Check every line of the data below for the string "AgCl", and copy the ones that hold it.

%%

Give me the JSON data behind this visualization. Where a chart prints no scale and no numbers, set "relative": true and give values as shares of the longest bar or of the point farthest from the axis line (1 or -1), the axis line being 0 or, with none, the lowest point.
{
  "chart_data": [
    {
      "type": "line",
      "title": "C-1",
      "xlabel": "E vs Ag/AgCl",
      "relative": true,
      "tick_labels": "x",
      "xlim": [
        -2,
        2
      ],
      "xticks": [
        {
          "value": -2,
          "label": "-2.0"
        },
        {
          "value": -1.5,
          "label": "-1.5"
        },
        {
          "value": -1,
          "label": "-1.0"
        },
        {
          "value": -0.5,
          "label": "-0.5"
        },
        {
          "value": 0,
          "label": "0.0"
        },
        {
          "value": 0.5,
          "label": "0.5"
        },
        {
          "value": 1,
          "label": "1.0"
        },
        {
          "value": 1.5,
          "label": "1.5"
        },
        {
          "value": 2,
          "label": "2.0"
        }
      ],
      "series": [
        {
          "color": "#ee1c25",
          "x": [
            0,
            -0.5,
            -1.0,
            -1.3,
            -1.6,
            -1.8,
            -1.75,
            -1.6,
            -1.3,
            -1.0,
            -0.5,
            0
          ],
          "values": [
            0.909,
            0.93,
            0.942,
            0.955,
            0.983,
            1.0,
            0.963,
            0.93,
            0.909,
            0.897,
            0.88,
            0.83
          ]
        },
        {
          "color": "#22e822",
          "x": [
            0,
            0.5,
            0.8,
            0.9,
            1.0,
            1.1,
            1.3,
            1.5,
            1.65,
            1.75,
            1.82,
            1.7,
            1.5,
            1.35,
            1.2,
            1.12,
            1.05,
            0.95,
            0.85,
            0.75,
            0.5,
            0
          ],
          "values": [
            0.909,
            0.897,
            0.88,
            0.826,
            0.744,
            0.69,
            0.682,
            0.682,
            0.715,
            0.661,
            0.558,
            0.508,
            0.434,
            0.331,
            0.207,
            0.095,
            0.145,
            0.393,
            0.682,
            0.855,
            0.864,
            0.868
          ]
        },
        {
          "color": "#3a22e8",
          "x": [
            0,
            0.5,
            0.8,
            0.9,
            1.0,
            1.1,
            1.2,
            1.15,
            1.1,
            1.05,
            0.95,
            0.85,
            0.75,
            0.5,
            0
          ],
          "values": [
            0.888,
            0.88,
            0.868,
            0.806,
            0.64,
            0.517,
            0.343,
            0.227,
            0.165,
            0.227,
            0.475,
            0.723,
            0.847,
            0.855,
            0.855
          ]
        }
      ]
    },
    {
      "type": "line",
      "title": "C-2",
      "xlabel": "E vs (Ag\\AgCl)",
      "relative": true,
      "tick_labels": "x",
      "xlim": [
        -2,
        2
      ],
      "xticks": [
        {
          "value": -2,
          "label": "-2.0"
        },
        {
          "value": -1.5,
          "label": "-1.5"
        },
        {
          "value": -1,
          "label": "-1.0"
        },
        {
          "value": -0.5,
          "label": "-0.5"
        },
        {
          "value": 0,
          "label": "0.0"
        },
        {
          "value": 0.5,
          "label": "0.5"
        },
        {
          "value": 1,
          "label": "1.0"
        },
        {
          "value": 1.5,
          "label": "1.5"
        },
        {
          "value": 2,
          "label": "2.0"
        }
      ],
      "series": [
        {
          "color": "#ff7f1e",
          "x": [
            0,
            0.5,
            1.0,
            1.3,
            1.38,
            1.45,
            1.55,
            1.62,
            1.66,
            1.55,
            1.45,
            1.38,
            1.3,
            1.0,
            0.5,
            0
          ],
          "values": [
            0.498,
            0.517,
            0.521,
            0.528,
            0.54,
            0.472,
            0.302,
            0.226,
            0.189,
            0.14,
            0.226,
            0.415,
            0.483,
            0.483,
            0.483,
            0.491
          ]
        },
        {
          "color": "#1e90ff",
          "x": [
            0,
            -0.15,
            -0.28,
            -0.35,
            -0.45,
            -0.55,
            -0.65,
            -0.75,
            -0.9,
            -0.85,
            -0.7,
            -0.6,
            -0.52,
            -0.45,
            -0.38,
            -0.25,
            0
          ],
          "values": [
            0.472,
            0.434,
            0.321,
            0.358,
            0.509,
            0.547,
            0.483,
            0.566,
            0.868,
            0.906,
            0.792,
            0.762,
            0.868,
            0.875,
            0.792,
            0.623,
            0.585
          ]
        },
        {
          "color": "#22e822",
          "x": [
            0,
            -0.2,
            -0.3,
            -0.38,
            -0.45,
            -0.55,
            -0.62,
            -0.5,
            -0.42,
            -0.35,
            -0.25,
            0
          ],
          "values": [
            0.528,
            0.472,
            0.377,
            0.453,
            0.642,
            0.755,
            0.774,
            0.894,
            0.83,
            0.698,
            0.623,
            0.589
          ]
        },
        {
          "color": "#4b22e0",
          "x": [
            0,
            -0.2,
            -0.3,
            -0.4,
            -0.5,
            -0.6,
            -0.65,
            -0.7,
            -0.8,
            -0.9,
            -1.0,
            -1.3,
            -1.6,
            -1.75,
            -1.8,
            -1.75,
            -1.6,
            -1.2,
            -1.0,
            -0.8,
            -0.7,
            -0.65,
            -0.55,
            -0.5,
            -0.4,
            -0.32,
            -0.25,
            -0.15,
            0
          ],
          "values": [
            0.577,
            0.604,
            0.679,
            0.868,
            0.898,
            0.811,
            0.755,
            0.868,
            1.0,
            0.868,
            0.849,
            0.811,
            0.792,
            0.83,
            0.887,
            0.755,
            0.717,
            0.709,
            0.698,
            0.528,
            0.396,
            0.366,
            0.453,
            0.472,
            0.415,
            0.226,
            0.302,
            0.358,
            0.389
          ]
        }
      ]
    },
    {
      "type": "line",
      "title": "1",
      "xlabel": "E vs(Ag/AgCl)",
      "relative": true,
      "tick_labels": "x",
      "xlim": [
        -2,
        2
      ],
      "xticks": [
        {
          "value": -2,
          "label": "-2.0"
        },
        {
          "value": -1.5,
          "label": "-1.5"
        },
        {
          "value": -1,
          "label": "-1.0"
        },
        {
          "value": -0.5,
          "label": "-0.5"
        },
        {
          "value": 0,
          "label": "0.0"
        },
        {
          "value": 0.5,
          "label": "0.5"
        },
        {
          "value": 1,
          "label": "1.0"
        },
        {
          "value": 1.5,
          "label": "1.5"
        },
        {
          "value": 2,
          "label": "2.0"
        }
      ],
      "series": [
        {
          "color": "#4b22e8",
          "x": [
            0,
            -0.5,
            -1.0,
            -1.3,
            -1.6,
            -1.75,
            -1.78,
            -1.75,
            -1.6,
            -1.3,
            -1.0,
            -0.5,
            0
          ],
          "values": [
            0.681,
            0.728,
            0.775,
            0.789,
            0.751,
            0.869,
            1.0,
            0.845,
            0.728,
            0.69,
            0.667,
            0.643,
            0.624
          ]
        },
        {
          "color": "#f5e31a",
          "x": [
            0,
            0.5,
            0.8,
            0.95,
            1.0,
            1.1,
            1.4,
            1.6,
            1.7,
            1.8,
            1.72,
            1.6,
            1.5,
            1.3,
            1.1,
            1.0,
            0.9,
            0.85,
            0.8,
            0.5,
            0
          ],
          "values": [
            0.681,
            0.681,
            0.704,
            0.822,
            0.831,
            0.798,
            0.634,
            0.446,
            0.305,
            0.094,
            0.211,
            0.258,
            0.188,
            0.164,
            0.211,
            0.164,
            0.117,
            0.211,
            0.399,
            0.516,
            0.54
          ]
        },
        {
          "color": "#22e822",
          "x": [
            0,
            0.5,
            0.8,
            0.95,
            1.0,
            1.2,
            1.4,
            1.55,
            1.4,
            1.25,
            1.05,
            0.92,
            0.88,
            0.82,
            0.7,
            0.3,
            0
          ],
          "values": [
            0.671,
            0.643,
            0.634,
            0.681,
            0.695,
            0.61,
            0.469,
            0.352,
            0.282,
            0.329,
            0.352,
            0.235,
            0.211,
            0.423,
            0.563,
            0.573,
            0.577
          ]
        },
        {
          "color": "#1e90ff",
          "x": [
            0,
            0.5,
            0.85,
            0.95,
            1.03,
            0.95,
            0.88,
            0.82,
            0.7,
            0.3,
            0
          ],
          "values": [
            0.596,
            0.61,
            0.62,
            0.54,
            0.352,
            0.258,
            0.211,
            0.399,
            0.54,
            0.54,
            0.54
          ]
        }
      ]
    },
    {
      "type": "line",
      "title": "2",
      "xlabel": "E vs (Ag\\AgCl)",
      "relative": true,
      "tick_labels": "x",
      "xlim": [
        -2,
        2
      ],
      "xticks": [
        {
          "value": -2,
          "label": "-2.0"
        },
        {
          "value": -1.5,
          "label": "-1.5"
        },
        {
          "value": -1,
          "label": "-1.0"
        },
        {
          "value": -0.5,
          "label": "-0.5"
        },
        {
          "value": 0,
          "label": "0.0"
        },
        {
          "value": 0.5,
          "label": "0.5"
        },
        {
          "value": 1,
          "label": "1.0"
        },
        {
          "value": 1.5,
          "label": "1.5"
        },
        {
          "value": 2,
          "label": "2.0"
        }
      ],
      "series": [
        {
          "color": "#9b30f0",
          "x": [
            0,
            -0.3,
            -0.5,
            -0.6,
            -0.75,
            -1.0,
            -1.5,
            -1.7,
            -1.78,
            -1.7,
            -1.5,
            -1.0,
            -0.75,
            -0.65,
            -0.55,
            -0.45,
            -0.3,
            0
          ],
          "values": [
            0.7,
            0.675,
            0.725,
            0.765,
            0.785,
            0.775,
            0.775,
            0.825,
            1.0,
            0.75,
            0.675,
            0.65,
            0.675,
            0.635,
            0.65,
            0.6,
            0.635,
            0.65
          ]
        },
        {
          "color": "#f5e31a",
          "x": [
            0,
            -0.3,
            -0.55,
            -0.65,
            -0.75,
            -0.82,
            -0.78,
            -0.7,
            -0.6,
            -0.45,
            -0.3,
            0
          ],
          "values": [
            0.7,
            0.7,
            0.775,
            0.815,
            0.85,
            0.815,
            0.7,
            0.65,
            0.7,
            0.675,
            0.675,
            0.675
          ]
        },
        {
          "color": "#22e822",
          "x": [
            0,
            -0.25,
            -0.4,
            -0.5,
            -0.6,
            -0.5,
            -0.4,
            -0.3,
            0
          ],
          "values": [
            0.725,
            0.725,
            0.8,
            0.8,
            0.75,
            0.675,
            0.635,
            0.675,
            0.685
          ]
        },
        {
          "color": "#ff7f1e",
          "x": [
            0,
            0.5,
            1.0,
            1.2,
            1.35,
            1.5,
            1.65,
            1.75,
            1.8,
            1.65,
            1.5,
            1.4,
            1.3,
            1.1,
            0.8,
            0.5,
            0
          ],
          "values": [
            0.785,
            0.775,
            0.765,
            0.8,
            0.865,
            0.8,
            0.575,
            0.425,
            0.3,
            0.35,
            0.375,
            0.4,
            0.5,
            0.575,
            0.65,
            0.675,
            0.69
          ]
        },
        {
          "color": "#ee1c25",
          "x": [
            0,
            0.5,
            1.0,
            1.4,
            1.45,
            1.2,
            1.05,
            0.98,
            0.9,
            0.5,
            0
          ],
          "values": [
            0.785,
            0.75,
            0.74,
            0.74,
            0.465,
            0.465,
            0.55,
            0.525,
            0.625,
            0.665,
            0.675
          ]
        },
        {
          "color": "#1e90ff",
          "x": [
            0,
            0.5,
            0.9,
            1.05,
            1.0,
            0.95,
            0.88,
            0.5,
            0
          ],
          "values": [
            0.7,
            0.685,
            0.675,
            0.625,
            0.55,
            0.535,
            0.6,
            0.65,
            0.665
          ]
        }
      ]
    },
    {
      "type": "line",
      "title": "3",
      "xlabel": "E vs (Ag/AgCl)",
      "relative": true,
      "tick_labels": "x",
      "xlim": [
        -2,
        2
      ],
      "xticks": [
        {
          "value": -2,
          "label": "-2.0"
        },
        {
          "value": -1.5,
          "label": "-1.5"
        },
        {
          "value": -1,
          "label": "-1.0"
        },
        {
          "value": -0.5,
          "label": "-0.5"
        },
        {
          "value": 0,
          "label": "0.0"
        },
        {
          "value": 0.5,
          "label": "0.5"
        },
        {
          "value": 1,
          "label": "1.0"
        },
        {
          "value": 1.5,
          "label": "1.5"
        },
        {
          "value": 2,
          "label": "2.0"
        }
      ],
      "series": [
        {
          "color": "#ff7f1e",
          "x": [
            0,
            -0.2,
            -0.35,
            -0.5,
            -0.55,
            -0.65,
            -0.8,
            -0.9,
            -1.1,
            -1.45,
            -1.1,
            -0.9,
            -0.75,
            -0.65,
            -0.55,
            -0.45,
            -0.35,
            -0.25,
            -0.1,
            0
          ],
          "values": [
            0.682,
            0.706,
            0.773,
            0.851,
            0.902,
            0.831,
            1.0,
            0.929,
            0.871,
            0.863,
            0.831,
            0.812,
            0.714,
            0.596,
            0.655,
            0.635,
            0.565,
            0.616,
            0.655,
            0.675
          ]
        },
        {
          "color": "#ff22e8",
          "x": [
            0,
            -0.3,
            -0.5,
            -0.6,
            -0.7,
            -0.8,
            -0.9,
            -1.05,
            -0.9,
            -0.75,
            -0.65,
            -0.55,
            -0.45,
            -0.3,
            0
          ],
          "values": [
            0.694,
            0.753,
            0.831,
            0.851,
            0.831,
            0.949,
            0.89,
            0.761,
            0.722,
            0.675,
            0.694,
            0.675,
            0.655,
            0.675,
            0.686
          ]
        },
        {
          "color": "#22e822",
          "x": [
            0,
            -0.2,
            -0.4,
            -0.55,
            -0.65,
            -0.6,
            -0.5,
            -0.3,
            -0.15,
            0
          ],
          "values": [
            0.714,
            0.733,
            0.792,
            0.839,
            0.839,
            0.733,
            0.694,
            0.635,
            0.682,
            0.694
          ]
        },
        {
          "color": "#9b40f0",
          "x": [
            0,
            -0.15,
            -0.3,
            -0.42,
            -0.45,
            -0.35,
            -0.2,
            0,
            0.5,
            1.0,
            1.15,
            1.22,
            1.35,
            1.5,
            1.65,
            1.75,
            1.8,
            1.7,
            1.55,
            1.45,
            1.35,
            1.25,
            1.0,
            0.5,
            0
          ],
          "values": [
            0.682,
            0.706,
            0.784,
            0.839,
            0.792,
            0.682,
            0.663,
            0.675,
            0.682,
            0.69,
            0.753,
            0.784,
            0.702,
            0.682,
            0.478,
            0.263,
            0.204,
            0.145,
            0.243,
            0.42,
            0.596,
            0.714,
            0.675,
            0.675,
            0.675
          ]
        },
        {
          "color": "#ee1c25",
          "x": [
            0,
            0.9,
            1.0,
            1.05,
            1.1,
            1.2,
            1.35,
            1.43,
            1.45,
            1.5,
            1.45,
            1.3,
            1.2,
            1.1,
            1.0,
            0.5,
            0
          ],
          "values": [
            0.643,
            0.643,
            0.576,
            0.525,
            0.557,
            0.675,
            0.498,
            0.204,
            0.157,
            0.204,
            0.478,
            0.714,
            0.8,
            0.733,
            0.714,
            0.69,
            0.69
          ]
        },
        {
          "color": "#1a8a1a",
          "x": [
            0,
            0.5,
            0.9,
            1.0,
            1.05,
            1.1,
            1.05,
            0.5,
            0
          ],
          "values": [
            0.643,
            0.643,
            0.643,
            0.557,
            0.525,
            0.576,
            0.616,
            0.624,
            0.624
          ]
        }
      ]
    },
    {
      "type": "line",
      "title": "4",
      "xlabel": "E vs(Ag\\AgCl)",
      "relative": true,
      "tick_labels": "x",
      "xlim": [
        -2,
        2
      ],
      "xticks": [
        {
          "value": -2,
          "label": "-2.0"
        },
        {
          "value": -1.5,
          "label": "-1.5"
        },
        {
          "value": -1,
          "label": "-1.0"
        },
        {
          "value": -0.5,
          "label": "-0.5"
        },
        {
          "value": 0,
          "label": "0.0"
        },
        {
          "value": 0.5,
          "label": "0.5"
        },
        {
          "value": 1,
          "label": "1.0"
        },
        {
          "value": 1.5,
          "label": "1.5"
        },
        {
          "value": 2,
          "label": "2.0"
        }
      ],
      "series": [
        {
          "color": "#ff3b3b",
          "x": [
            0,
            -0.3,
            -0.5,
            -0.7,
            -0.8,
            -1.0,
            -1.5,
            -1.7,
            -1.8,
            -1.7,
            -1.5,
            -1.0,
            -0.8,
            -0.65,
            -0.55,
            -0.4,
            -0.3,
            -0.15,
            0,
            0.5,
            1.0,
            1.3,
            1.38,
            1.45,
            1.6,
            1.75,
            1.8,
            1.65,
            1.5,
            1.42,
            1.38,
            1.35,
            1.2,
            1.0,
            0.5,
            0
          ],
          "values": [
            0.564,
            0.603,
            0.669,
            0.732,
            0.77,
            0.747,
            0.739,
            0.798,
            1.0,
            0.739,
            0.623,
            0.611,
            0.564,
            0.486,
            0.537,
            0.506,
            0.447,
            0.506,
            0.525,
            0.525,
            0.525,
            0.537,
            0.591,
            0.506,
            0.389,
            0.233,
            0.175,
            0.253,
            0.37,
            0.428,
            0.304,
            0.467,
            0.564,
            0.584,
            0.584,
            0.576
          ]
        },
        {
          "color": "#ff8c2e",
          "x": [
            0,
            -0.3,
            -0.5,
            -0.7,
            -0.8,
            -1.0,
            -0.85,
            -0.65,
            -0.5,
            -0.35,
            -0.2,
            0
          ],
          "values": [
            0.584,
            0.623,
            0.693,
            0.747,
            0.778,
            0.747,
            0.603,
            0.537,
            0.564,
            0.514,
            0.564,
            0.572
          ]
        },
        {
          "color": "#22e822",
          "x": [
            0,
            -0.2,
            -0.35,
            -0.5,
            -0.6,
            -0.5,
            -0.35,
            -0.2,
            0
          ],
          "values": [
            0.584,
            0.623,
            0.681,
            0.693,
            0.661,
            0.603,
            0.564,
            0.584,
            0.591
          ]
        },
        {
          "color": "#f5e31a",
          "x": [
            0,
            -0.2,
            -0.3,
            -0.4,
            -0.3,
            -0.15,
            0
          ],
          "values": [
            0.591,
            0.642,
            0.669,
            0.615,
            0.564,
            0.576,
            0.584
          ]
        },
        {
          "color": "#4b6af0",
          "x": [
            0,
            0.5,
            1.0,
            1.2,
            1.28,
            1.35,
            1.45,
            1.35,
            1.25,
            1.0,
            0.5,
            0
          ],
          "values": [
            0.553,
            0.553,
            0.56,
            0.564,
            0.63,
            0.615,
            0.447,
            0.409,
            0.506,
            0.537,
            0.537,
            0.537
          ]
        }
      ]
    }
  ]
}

%%

TASK RESULT:
      "xlabel": "E vs Ag/AgCl",
      "xlabel": "E vs (Ag\\AgCl)",
      "xlabel": "E vs(Ag/AgCl)",
      "xlabel": "E vs (Ag\\AgCl)",
      "xlabel": "E vs (Ag/AgCl)",
      "xlabel": "E vs(Ag\\AgCl)",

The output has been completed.